+++ Given entries +++
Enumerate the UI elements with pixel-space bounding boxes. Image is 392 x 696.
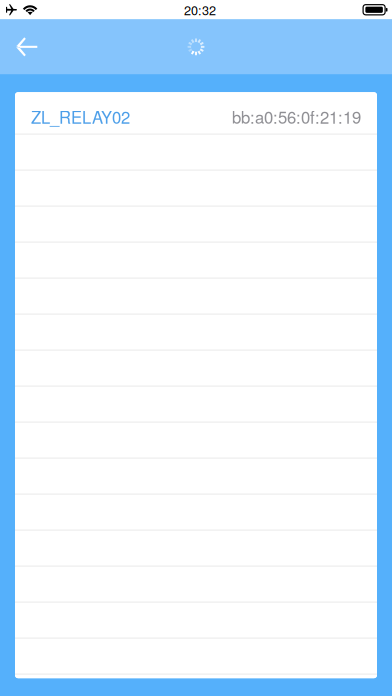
staticText: bb:a0:56:0f:21:19 — [232, 104, 361, 128]
button[interactable]: ZL_RELAY02 — [15, 92, 377, 135]
staticText: ZL_RELAY02 — [31, 104, 130, 128]
button[interactable]: Back — [0, 25, 52, 68]
staticText: 20:32 — [184, 1, 216, 19]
+++
:: Directive ::
Format each line of the material above as a numbered list item, dropping any blank lines and leaving out the pictures.

:: Solved problem ::
1. Enumerate the UI elements with pixel-space bounding boxes. Image is 392 x 696.
2. staticText: bb:a0:56:0f:21:19 — [232, 104, 361, 128]
3. button[interactable]: ZL_RELAY02 — [15, 92, 377, 135]
4. staticText: ZL_RELAY02 — [31, 104, 130, 128]
5. button[interactable]: Back — [0, 25, 52, 68]
6. staticText: 20:32 — [184, 1, 216, 19]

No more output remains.